#### Given instruction
Your copy should begin at the line containing "Parse this chart and return its data as JSON." and end at the last line of the records; transcribe those lines exactly and leave out every picture.

#### Supplied information
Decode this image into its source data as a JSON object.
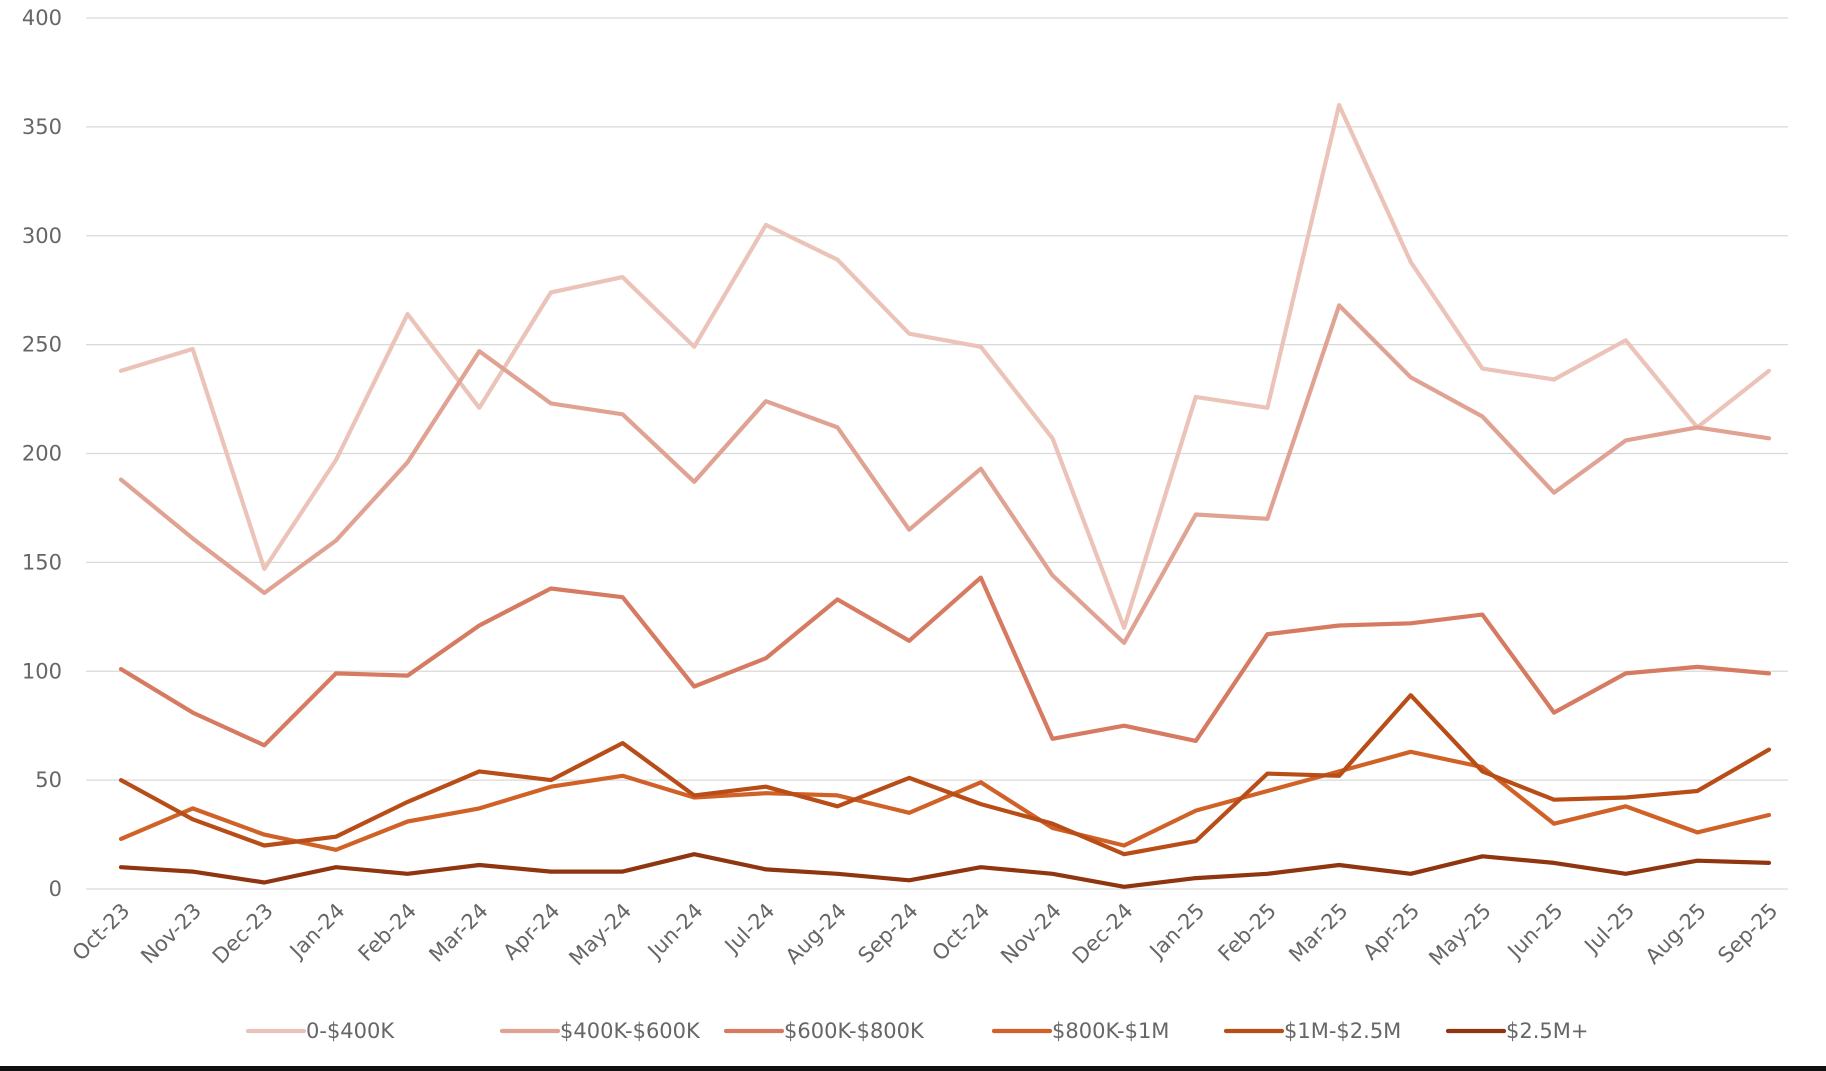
{
  "chart_data": {
    "type": "line",
    "title": "",
    "xlabel": "",
    "ylabel": "",
    "ylim": [
      0,
      400
    ],
    "yticks": [
      "0",
      "50",
      "100",
      "150",
      "200",
      "250",
      "300",
      "350",
      "400"
    ],
    "grid": true,
    "legend_position": "bottom",
    "categories": [
      "Oct-23",
      "Nov-23",
      "Dec-23",
      "Jan-24",
      "Feb-24",
      "Mar-24",
      "Apr-24",
      "May-24",
      "Jun-24",
      "Jul-24",
      "Aug-24",
      "Sep-24",
      "Oct-24",
      "Nov-24",
      "Dec-24",
      "Jan-25",
      "Feb-25",
      "Mar-25",
      "Apr-25",
      "May-25",
      "Jun-25",
      "Jul-25",
      "Aug-25",
      "Sep-25"
    ],
    "series": [
      {
        "name": "0-$400K",
        "color": "#ebc3b8",
        "values": [
          238,
          248,
          147,
          197,
          264,
          221,
          274,
          281,
          249,
          305,
          289,
          255,
          249,
          207,
          120,
          226,
          221,
          360,
          288,
          239,
          234,
          252,
          212,
          238
        ]
      },
      {
        "name": "$400K-$600K",
        "color": "#e0a393",
        "values": [
          188,
          161,
          136,
          160,
          196,
          247,
          223,
          218,
          187,
          224,
          212,
          165,
          193,
          144,
          113,
          172,
          170,
          268,
          235,
          217,
          182,
          206,
          212,
          207
        ]
      },
      {
        "name": "$600K-$800K",
        "color": "#d67b62",
        "values": [
          101,
          81,
          66,
          99,
          98,
          121,
          138,
          134,
          93,
          106,
          133,
          114,
          143,
          69,
          75,
          68,
          117,
          121,
          122,
          126,
          81,
          99,
          102,
          99
        ]
      },
      {
        "name": "$800K-$1M",
        "color": "#d06228",
        "values": [
          23,
          37,
          25,
          18,
          31,
          37,
          47,
          52,
          42,
          44,
          43,
          35,
          49,
          28,
          20,
          36,
          45,
          54,
          63,
          56,
          30,
          38,
          26,
          34
        ]
      },
      {
        "name": "$1M-$2.5M",
        "color": "#b84d18",
        "values": [
          50,
          32,
          20,
          24,
          40,
          54,
          50,
          67,
          43,
          47,
          38,
          51,
          39,
          30,
          16,
          22,
          53,
          52,
          89,
          54,
          41,
          42,
          45,
          64
        ]
      },
      {
        "name": "$2.5M+",
        "color": "#8f3510",
        "values": [
          10,
          8,
          3,
          10,
          7,
          11,
          8,
          8,
          16,
          9,
          7,
          4,
          10,
          7,
          1,
          5,
          7,
          11,
          7,
          15,
          12,
          7,
          13,
          12
        ]
      }
    ]
  }
}
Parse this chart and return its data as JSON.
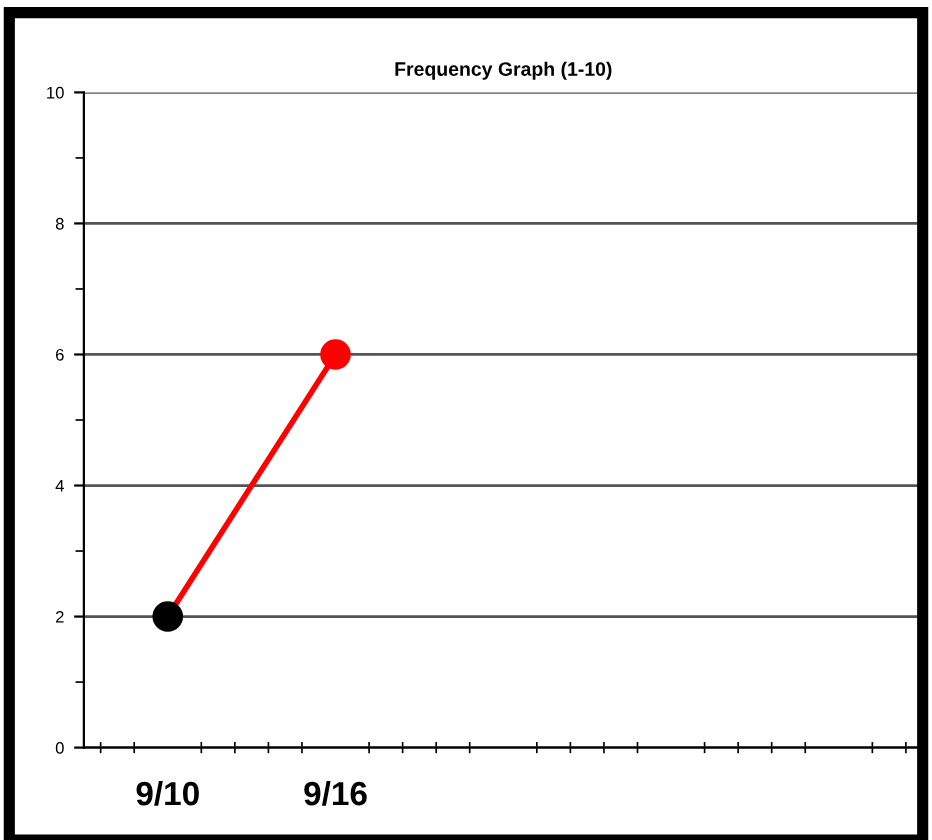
{
  "chart_data": {
    "type": "line",
    "title": "Frequency Graph (1-10)",
    "categories": [
      "9/10",
      "9/16",
      null,
      null,
      null
    ],
    "series": [
      {
        "color": "#ff0000",
        "colors": [
          "#000000",
          "#ff0000",
          null,
          null,
          null
        ],
        "values": [
          2,
          6,
          null,
          null,
          null
        ]
      }
    ],
    "ylim": [
      0,
      10
    ],
    "yticks": [
      0,
      2,
      4,
      6,
      8,
      10
    ],
    "grid": "y",
    "marker": "circle",
    "line_style": "solid",
    "legend": false
  }
}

#### Answer to this task
Parse this chart and return its data as JSON.
{
  "chart_data": {
    "type": "line",
    "title": "Frequency Graph (1-10)",
    "categories": [
      "9/10",
      "9/16",
      null,
      null,
      null
    ],
    "series": [
      {
        "color": "#ff0000",
        "colors": [
          "#000000",
          "#ff0000",
          null,
          null,
          null
        ],
        "values": [
          2,
          6,
          null,
          null,
          null
        ]
      }
    ],
    "ylim": [
      0,
      10
    ],
    "yticks": [
      0,
      2,
      4,
      6,
      8,
      10
    ],
    "grid": "y",
    "marker": "circle",
    "line_style": "solid",
    "legend": false
  }
}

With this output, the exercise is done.